*Brief*
Wherever the string "this" appears in a line, extract that line.

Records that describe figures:

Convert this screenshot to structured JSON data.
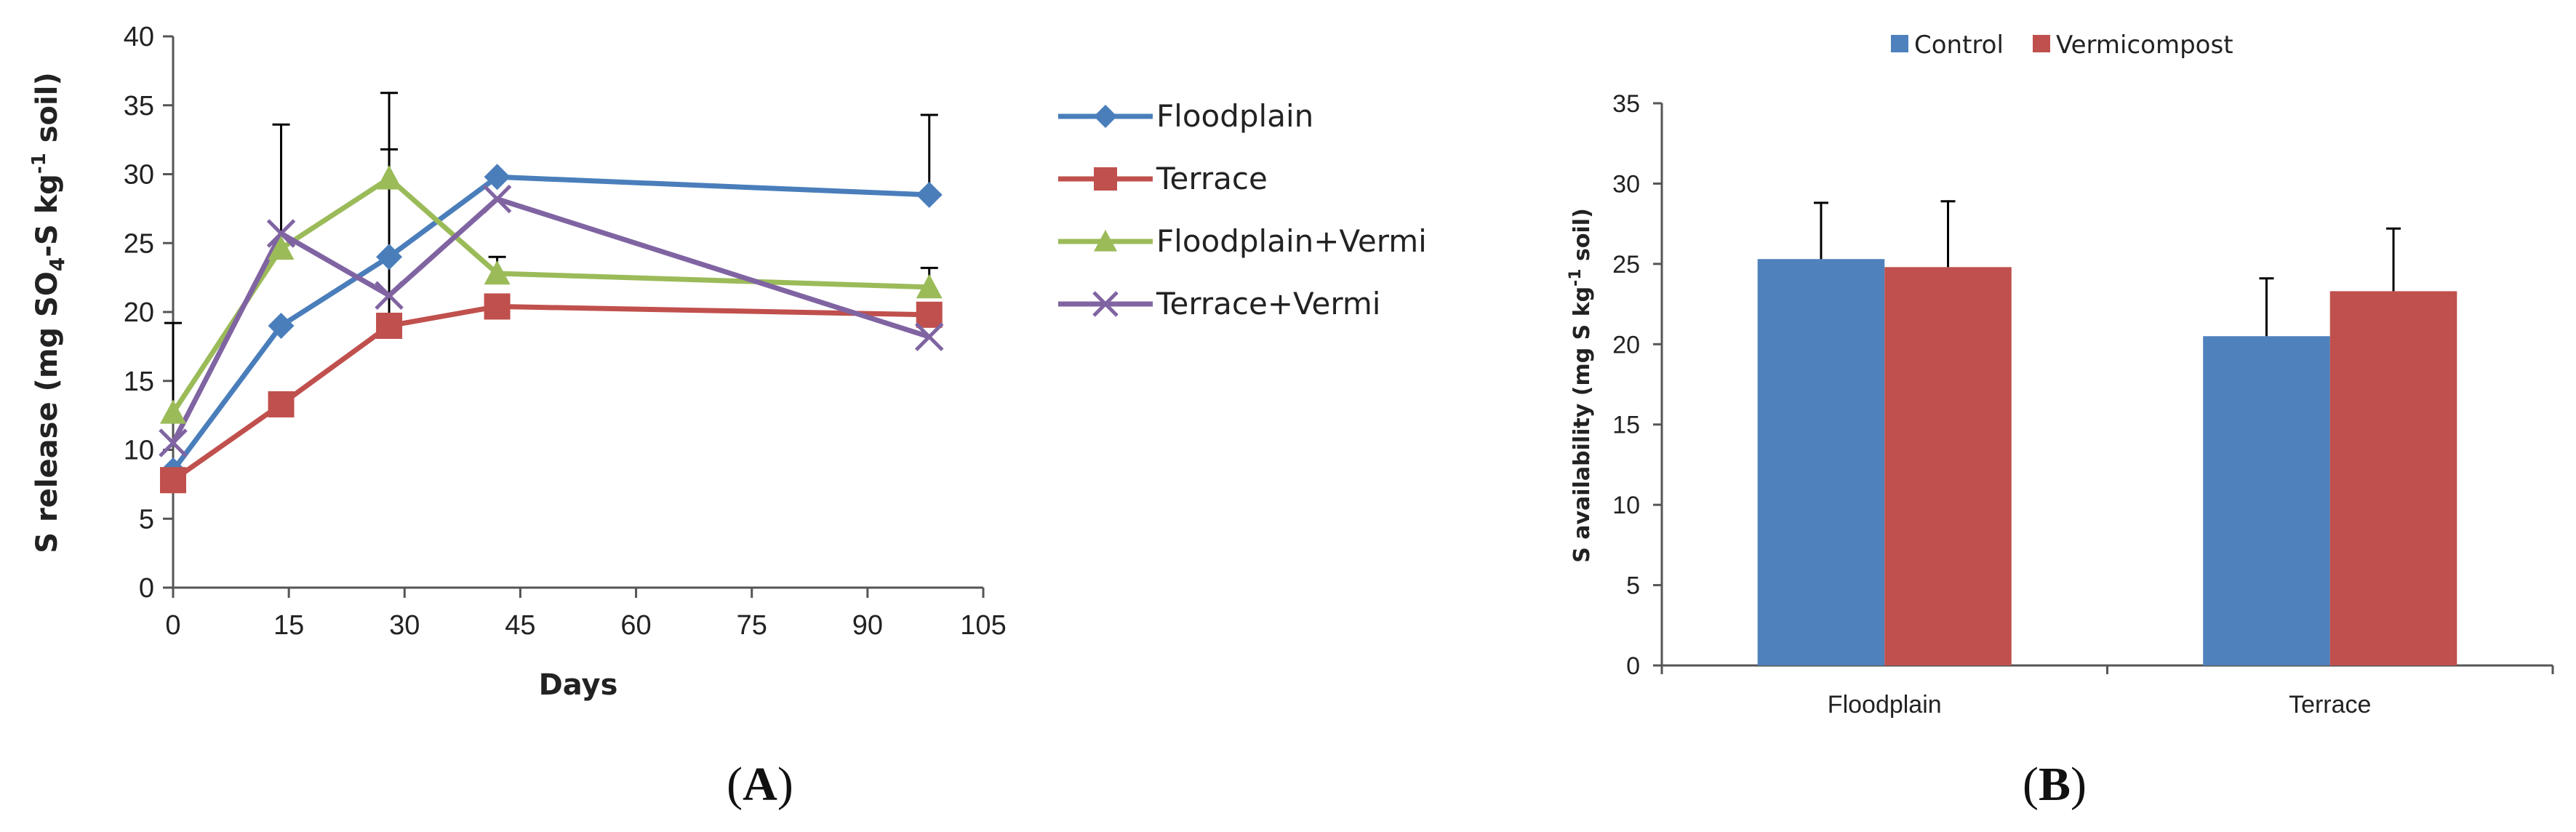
{
  "chart_data": [
    {
      "type": "line",
      "panel": "A",
      "panel_label_open": "(",
      "panel_label_letter": "A",
      "panel_label_close": ")",
      "xlabel": "Days",
      "ylabel_parts": [
        "S release (mg SO",
        "4",
        "-S kg",
        "-1",
        " soil)"
      ],
      "ylim": [
        0,
        40
      ],
      "xlim": [
        0,
        105
      ],
      "yticks": [
        "0",
        "5",
        "10",
        "15",
        "20",
        "25",
        "30",
        "35",
        "40"
      ],
      "xticks": [
        "0",
        "15",
        "30",
        "45",
        "60",
        "75",
        "90",
        "105"
      ],
      "series": [
        {
          "name": "Floodplain",
          "color": "#4a7ebb",
          "marker": "diamond",
          "x": [
            0,
            14,
            28,
            42,
            98
          ],
          "values": [
            8.5,
            19,
            24,
            29.8,
            28.5
          ],
          "err": [
            null,
            null,
            null,
            null,
            5.8
          ]
        },
        {
          "name": "Terrace",
          "color": "#c0504d",
          "marker": "square",
          "x": [
            0,
            14,
            28,
            42,
            98
          ],
          "values": [
            7.8,
            13.3,
            19,
            20.4,
            19.8
          ],
          "err": [
            null,
            null,
            12.8,
            null,
            null
          ]
        },
        {
          "name": "Floodplain+Vermi",
          "color": "#9bbb59",
          "marker": "triangle",
          "x": [
            0,
            14,
            28,
            42,
            98
          ],
          "values": [
            12.7,
            24.6,
            29.7,
            22.8,
            21.8
          ],
          "err": [
            6.5,
            9,
            6.2,
            1.2,
            1.4
          ]
        },
        {
          "name": "Terrace+Vermi",
          "color": "#8064a2",
          "marker": "x",
          "x": [
            0,
            14,
            28,
            42,
            98
          ],
          "values": [
            10.5,
            25.7,
            21.2,
            28.2,
            18.2
          ],
          "err": [
            null,
            null,
            null,
            null,
            null
          ]
        }
      ]
    },
    {
      "type": "bar",
      "panel": "B",
      "panel_label_open": "(",
      "panel_label_letter": "B",
      "panel_label_close": ")",
      "xlabel": "",
      "ylabel_parts": [
        "S availability (mg S kg",
        "-1",
        " soil)"
      ],
      "ylim": [
        0,
        35
      ],
      "yticks": [
        "0",
        "5",
        "10",
        "15",
        "20",
        "25",
        "30",
        "35"
      ],
      "categories": [
        "Floodplain",
        "Terrace"
      ],
      "series": [
        {
          "name": "Control",
          "color": "#4f81bd",
          "values": [
            25.3,
            20.5
          ],
          "err": [
            3.5,
            3.6
          ]
        },
        {
          "name": "Vermicompost",
          "color": "#c0504d",
          "values": [
            24.8,
            23.3
          ],
          "err": [
            4.1,
            3.9
          ]
        }
      ],
      "legend": "top"
    }
  ]
}
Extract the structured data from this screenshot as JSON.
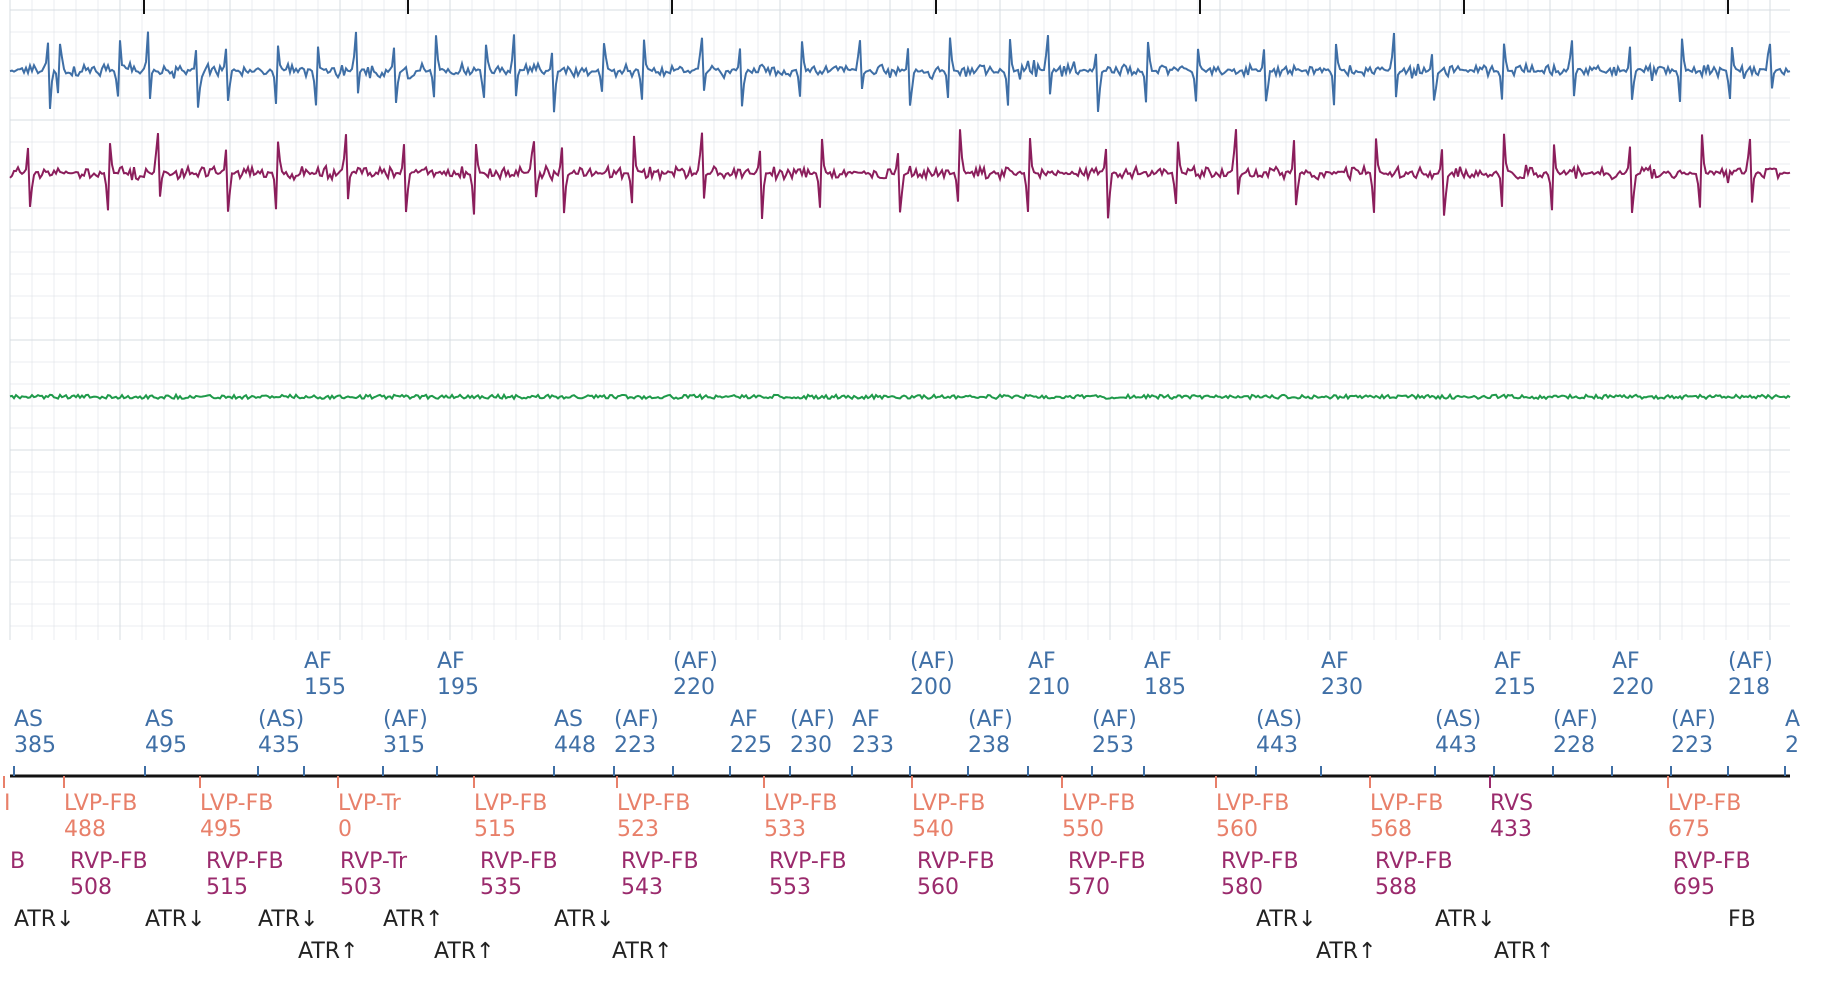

*Answer to the exercise*
Convert this screenshot to structured JSON data.
Extract the structured data from this screenshot as JSON.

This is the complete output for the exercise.